▶ _Problem requirements_
Restate all of the data exactly.

START Input records

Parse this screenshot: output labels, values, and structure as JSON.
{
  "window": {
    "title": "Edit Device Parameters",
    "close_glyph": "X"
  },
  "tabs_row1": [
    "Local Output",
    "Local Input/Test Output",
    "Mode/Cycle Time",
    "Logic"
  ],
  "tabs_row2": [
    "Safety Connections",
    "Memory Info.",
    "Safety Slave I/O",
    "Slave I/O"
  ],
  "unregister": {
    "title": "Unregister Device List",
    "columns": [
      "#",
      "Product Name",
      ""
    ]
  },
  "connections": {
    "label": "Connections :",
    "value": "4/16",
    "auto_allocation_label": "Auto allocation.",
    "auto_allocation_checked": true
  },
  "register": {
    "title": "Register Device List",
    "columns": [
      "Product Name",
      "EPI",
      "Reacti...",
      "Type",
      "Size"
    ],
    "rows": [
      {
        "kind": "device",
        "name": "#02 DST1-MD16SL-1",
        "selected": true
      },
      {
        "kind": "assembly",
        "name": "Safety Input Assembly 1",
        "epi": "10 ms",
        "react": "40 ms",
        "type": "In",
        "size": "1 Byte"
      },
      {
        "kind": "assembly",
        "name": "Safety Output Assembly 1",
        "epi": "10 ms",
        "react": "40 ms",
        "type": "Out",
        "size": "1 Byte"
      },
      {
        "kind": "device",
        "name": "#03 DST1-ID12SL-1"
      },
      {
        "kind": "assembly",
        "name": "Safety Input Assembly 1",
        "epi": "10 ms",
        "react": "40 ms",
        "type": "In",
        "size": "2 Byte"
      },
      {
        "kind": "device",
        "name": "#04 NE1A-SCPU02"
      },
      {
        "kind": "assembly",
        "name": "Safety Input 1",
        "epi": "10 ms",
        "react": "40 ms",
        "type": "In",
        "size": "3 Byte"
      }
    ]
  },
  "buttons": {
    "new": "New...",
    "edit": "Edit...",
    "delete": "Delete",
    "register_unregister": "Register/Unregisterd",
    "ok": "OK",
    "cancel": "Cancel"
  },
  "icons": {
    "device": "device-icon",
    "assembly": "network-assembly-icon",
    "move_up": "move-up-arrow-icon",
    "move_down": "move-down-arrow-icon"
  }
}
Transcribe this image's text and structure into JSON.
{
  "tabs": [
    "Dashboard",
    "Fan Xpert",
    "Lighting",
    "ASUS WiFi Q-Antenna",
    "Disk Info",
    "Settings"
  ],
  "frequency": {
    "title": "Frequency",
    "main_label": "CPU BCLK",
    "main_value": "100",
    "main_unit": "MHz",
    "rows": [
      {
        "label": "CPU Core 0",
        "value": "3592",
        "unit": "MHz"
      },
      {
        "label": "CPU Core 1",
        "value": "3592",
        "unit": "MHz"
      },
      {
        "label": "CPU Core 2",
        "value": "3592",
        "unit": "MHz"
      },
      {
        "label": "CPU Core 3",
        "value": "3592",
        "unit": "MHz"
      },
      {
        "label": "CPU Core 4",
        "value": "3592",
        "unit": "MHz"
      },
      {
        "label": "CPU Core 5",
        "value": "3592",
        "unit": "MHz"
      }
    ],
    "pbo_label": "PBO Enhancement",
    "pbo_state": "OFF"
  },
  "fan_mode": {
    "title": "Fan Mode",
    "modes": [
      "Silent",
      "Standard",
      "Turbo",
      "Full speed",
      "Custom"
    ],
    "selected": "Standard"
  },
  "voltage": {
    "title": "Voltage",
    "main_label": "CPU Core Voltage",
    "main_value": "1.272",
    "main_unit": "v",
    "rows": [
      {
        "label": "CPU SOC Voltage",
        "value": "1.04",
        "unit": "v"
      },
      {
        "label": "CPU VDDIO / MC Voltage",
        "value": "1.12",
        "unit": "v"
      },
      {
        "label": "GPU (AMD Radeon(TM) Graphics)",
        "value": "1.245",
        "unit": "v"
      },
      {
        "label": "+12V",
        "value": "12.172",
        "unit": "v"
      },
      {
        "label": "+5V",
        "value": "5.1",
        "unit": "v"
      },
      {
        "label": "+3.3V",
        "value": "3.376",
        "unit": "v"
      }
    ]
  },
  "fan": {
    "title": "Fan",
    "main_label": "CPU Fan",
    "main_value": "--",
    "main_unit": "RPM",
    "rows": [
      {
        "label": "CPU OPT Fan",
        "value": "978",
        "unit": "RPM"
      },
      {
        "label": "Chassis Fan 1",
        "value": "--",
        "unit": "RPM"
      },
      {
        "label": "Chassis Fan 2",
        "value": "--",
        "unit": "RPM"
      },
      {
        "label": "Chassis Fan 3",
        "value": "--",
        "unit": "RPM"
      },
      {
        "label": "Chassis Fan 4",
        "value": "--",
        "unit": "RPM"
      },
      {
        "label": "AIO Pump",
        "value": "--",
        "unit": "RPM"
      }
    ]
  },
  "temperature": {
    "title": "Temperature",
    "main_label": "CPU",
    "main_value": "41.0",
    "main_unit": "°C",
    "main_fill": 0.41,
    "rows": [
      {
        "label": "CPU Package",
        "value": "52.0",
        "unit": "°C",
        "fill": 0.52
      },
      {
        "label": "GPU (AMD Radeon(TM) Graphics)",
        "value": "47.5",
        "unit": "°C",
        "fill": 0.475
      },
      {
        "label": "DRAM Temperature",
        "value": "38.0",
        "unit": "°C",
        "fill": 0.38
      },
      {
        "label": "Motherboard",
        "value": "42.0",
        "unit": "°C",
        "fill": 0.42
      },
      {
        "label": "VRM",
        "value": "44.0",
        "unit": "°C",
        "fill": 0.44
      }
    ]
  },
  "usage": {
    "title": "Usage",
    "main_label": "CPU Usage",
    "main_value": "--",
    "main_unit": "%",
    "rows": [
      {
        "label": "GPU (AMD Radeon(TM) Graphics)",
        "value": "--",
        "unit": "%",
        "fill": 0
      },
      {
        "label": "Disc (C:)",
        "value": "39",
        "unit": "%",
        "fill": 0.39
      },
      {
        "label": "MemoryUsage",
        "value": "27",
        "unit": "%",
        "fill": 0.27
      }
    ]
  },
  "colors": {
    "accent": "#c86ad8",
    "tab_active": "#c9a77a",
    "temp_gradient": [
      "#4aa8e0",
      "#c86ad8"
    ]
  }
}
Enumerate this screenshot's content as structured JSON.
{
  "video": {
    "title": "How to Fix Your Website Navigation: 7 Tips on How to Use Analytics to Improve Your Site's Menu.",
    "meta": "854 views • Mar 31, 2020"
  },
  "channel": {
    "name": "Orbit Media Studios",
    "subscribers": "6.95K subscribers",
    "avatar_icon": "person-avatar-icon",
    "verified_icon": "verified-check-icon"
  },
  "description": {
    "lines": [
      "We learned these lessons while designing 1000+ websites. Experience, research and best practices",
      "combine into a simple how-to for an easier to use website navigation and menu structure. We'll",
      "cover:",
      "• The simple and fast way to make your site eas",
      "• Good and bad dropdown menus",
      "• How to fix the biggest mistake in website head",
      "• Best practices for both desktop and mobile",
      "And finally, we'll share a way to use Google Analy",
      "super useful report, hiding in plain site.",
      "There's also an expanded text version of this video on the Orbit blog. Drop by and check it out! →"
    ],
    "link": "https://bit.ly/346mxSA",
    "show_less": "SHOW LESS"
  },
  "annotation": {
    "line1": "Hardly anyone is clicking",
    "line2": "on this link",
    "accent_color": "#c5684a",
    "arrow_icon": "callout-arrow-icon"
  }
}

END Input records

▶ _Expected answer_
Parse this screenshot: output labels, values, and structure as JSON.
{
  "window": {
    "title": "Edit Device Parameters",
    "close_glyph": "X"
  },
  "tabs_row1": [
    "Local Output",
    "Local Input/Test Output",
    "Mode/Cycle Time",
    "Logic"
  ],
  "tabs_row2": [
    "Safety Connections",
    "Memory Info.",
    "Safety Slave I/O",
    "Slave I/O"
  ],
  "unregister": {
    "title": "Unregister Device List",
    "columns": [
      "#",
      "Product Name",
      ""
    ]
  },
  "connections": {
    "label": "Connections :",
    "value": "4/16",
    "auto_allocation_label": "Auto allocation.",
    "auto_allocation_checked": true
  },
  "register": {
    "title": "Register Device List",
    "columns": [
      "Product Name",
      "EPI",
      "Reacti...",
      "Type",
      "Size"
    ],
    "rows": [
      {
        "kind": "device",
        "name": "#02 DST1-MD16SL-1",
        "selected": true
      },
      {
        "kind": "assembly",
        "name": "Safety Input Assembly 1",
        "epi": "10 ms",
        "react": "40 ms",
        "type": "In",
        "size": "1 Byte"
      },
      {
        "kind": "assembly",
        "name": "Safety Output Assembly 1",
        "epi": "10 ms",
        "react": "40 ms",
        "type": "Out",
        "size": "1 Byte"
      },
      {
        "kind": "device",
        "name": "#03 DST1-ID12SL-1"
      },
      {
        "kind": "assembly",
        "name": "Safety Input Assembly 1",
        "epi": "10 ms",
        "react": "40 ms",
        "type": "In",
        "size": "2 Byte"
      },
      {
        "kind": "device",
        "name": "#04 NE1A-SCPU02"
      },
      {
        "kind": "assembly",
        "name": "Safety Input 1",
        "epi": "10 ms",
        "react": "40 ms",
        "type": "In",
        "size": "3 Byte"
      }
    ]
  },
  "buttons": {
    "new": "New...",
    "edit": "Edit...",
    "delete": "Delete",
    "register_unregister": "Register/Unregisterd",
    "ok": "OK",
    "cancel": "Cancel"
  },
  "icons": {
    "device": "device-icon",
    "assembly": "network-assembly-icon",
    "move_up": "move-up-arrow-icon",
    "move_down": "move-down-arrow-icon"
  }
}
Transcribe this image's text and structure into JSON.
{
  "tabs": [
    "Dashboard",
    "Fan Xpert",
    "Lighting",
    "ASUS WiFi Q-Antenna",
    "Disk Info",
    "Settings"
  ],
  "frequency": {
    "title": "Frequency",
    "main_label": "CPU BCLK",
    "main_value": "100",
    "main_unit": "MHz",
    "rows": [
      {
        "label": "CPU Core 0",
        "value": "3592",
        "unit": "MHz"
      },
      {
        "label": "CPU Core 1",
        "value": "3592",
        "unit": "MHz"
      },
      {
        "label": "CPU Core 2",
        "value": "3592",
        "unit": "MHz"
      },
      {
        "label": "CPU Core 3",
        "value": "3592",
        "unit": "MHz"
      },
      {
        "label": "CPU Core 4",
        "value": "3592",
        "unit": "MHz"
      },
      {
        "label": "CPU Core 5",
        "value": "3592",
        "unit": "MHz"
      }
    ],
    "pbo_label": "PBO Enhancement",
    "pbo_state": "OFF"
  },
  "fan_mode": {
    "title": "Fan Mode",
    "modes": [
      "Silent",
      "Standard",
      "Turbo",
      "Full speed",
      "Custom"
    ],
    "selected": "Standard"
  },
  "voltage": {
    "title": "Voltage",
    "main_label": "CPU Core Voltage",
    "main_value": "1.272",
    "main_unit": "v",
    "rows": [
      {
        "label": "CPU SOC Voltage",
        "value": "1.04",
        "unit": "v"
      },
      {
        "label": "CPU VDDIO / MC Voltage",
        "value": "1.12",
        "unit": "v"
      },
      {
        "label": "GPU (AMD Radeon(TM) Graphics)",
        "value": "1.245",
        "unit": "v"
      },
      {
        "label": "+12V",
        "value": "12.172",
        "unit": "v"
      },
      {
        "label": "+5V",
        "value": "5.1",
        "unit": "v"
      },
      {
        "label": "+3.3V",
        "value": "3.376",
        "unit": "v"
      }
    ]
  },
  "fan": {
    "title": "Fan",
    "main_label": "CPU Fan",
    "main_value": "--",
    "main_unit": "RPM",
    "rows": [
      {
        "label": "CPU OPT Fan",
        "value": "978",
        "unit": "RPM"
      },
      {
        "label": "Chassis Fan 1",
        "value": "--",
        "unit": "RPM"
      },
      {
        "label": "Chassis Fan 2",
        "value": "--",
        "unit": "RPM"
      },
      {
        "label": "Chassis Fan 3",
        "value": "--",
        "unit": "RPM"
      },
      {
        "label": "Chassis Fan 4",
        "value": "--",
        "unit": "RPM"
      },
      {
        "label": "AIO Pump",
        "value": "--",
        "unit": "RPM"
      }
    ]
  },
  "temperature": {
    "title": "Temperature",
    "main_label": "CPU",
    "main_value": "41.0",
    "main_unit": "°C",
    "main_fill": 0.41,
    "rows": [
      {
        "label": "CPU Package",
        "value": "52.0",
        "unit": "°C",
        "fill": 0.52
      },
      {
        "label": "GPU (AMD Radeon(TM) Graphics)",
        "value": "47.5",
        "unit": "°C",
        "fill": 0.475
      },
      {
        "label": "DRAM Temperature",
        "value": "38.0",
        "unit": "°C",
        "fill": 0.38
      },
      {
        "label": "Motherboard",
        "value": "42.0",
        "unit": "°C",
        "fill": 0.42
      },
      {
        "label": "VRM",
        "value": "44.0",
        "unit": "°C",
        "fill": 0.44
      }
    ]
  },
  "usage": {
    "title": "Usage",
    "main_label": "CPU Usage",
    "main_value": "--",
    "main_unit": "%",
    "rows": [
      {
        "label": "GPU (AMD Radeon(TM) Graphics)",
        "value": "--",
        "unit": "%",
        "fill": 0
      },
      {
        "label": "Disc (C:)",
        "value": "39",
        "unit": "%",
        "fill": 0.39
      },
      {
        "label": "MemoryUsage",
        "value": "27",
        "unit": "%",
        "fill": 0.27
      }
    ]
  },
  "colors": {
    "accent": "#c86ad8",
    "tab_active": "#c9a77a",
    "temp_gradient": [
      "#4aa8e0",
      "#c86ad8"
    ]
  }
}
Enumerate this screenshot's content as structured JSON.
{
  "video": {
    "title": "How to Fix Your Website Navigation: 7 Tips on How to Use Analytics to Improve Your Site's Menu.",
    "meta": "854 views • Mar 31, 2020"
  },
  "channel": {
    "name": "Orbit Media Studios",
    "subscribers": "6.95K subscribers",
    "avatar_icon": "person-avatar-icon",
    "verified_icon": "verified-check-icon"
  },
  "description": {
    "lines": [
      "We learned these lessons while designing 1000+ websites. Experience, research and best practices",
      "combine into a simple how-to for an easier to use website navigation and menu structure. We'll",
      "cover:",
      "• The simple and fast way to make your site eas",
      "• Good and bad dropdown menus",
      "• How to fix the biggest mistake in website head",
      "• Best practices for both desktop and mobile",
      "And finally, we'll share a way to use Google Analy",
      "super useful report, hiding in plain site.",
      "There's also an expanded text version of this video on the Orbit blog. Drop by and check it out! →"
    ],
    "link": "https://bit.ly/346mxSA",
    "show_less": "SHOW LESS"
  },
  "annotation": {
    "line1": "Hardly anyone is clicking",
    "line2": "on this link",
    "accent_color": "#c5684a",
    "arrow_icon": "callout-arrow-icon"
  }
}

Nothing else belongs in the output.